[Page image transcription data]
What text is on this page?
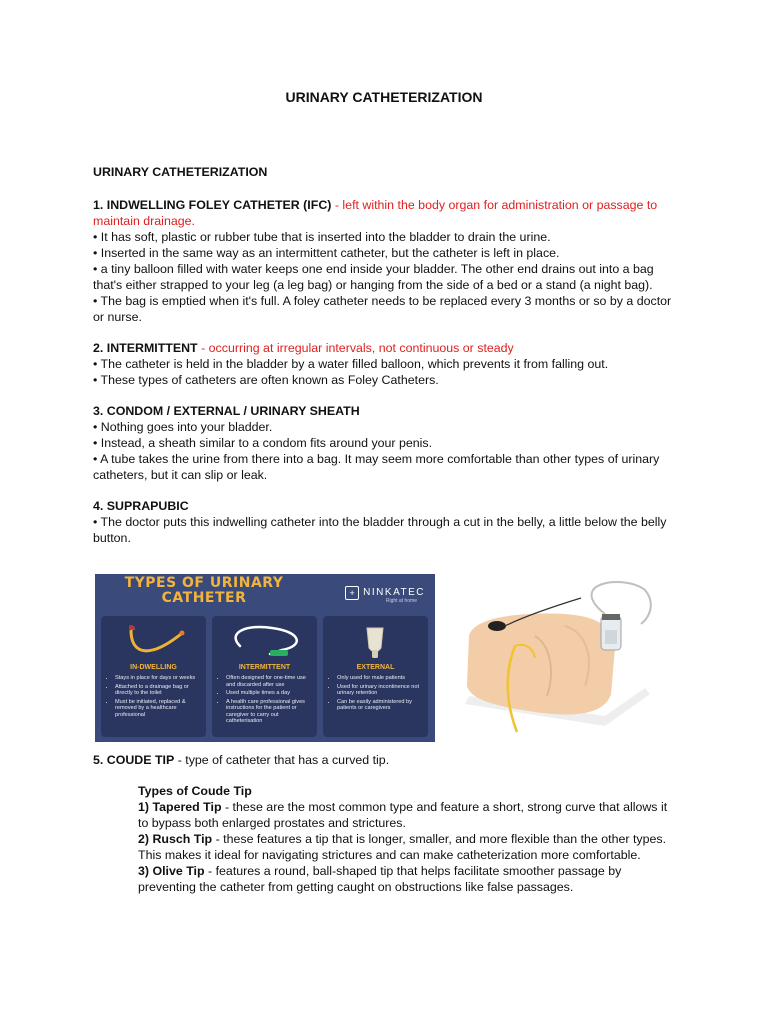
URINARY CATHETERIZATION

URINARY CATHETERIZATION

1. INDWELLING FOLEY CATHETER (IFC) - left within the body organ for administration or passage to maintain drainage.

• It has soft, plastic or rubber tube that is inserted into the bladder to drain the urine.

• Inserted in the same way as an intermittent catheter, but the catheter is left in place.

• a tiny balloon filled with water keeps one end inside your bladder. The other end drains out into a bag that's either strapped to your leg (a leg bag) or hanging from the side of a bed or a stand (a night bag).

• The bag is emptied when it's full. A foley catheter needs to be replaced every 3 months or so by a doctor or nurse.

2. INTERMITTENT - occurring at irregular intervals, not continuous or steady

• The catheter is held in the bladder by a water filled balloon, which prevents it from falling out.

• These types of catheters are often known as Foley Catheters.

3. CONDOM / EXTERNAL / URINARY SHEATH

• Nothing goes into your bladder.

• Instead, a sheath similar to a condom fits around your penis.

• A tube takes the urine from there into a bag. It may seem more comfortable than other types of urinary catheters, but it can slip or leak.

4. SUPRAPUBIC

• The doctor puts this indwelling catheter into the bladder through a cut in the belly, a little below the belly button.

TYPES OF URINARY
CATHETER	+ NINKATEC
Right at home
IN-DWELLING
• Stays in place for days or weeks
• Attached to a drainage bag or directly to the toilet
• Must be initiated, replaced & removed by a healthcare professional
INTERMITTENT
• Often designed for one-time use and discarded after use
• Used multiple times a day
• A health care professional gives instructions for the patient or caregiver to carry out catheterisation
EXTERNAL
• Only used for male patients
• Used for urinary incontinence not urinary retention
• Can be easily administered by patients or caregivers

5. COUDE TIP - type of catheter that has a curved tip.

Types of Coude Tip

1) Tapered Tip - these are the most common type and feature a short, strong curve that allows it to bypass both enlarged prostates and strictures.

2) Rusch Tip - these features a tip that is longer, smaller, and more flexible than the other types. This makes it ideal for navigating strictures and can make catheterization more comfortable.

3) Olive Tip - features a round, ball-shaped tip that helps facilitate smoother passage by preventing the catheter from getting caught on obstructions like false passages.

> _Task goal_
Give the data above again in full and unchanged, skipping the pictures.

> _Written solution_
What text is on this page?
URINARY CATHETERIZATION

URINARY CATHETERIZATION

1. INDWELLING FOLEY CATHETER (IFC) - left within the body organ for administration or passage to maintain drainage.

• It has soft, plastic or rubber tube that is inserted into the bladder to drain the urine.

• Inserted in the same way as an intermittent catheter, but the catheter is left in place.

• a tiny balloon filled with water keeps one end inside your bladder. The other end drains out into a bag that's either strapped to your leg (a leg bag) or hanging from the side of a bed or a stand (a night bag).

• The bag is emptied when it's full. A foley catheter needs to be replaced every 3 months or so by a doctor or nurse.

2. INTERMITTENT - occurring at irregular intervals, not continuous or steady

• The catheter is held in the bladder by a water filled balloon, which prevents it from falling out.

• These types of catheters are often known as Foley Catheters.

3. CONDOM / EXTERNAL / URINARY SHEATH

• Nothing goes into your bladder.

• Instead, a sheath similar to a condom fits around your penis.

• A tube takes the urine from there into a bag. It may seem more comfortable than other types of urinary catheters, but it can slip or leak.

4. SUPRAPUBIC

• The doctor puts this indwelling catheter into the bladder through a cut in the belly, a little below the belly button.

TYPES OF URINARY
CATHETER	+ NINKATEC
Right at home
IN-DWELLING
• Stays in place for days or weeks
• Attached to a drainage bag or directly to the toilet
• Must be initiated, replaced & removed by a healthcare professional
INTERMITTENT
• Often designed for one-time use and discarded after use
• Used multiple times a day
• A health care professional gives instructions for the patient or caregiver to carry out catheterisation
EXTERNAL
• Only used for male patients
• Used for urinary incontinence not urinary retention
• Can be easily administered by patients or caregivers

5. COUDE TIP - type of catheter that has a curved tip.

Types of Coude Tip

1) Tapered Tip - these are the most common type and feature a short, strong curve that allows it to bypass both enlarged prostates and strictures.

2) Rusch Tip - these features a tip that is longer, smaller, and more flexible than the other types. This makes it ideal for navigating strictures and can make catheterization more comfortable.

3) Olive Tip - features a round, ball-shaped tip that helps facilitate smoother passage by preventing the catheter from getting caught on obstructions like false passages.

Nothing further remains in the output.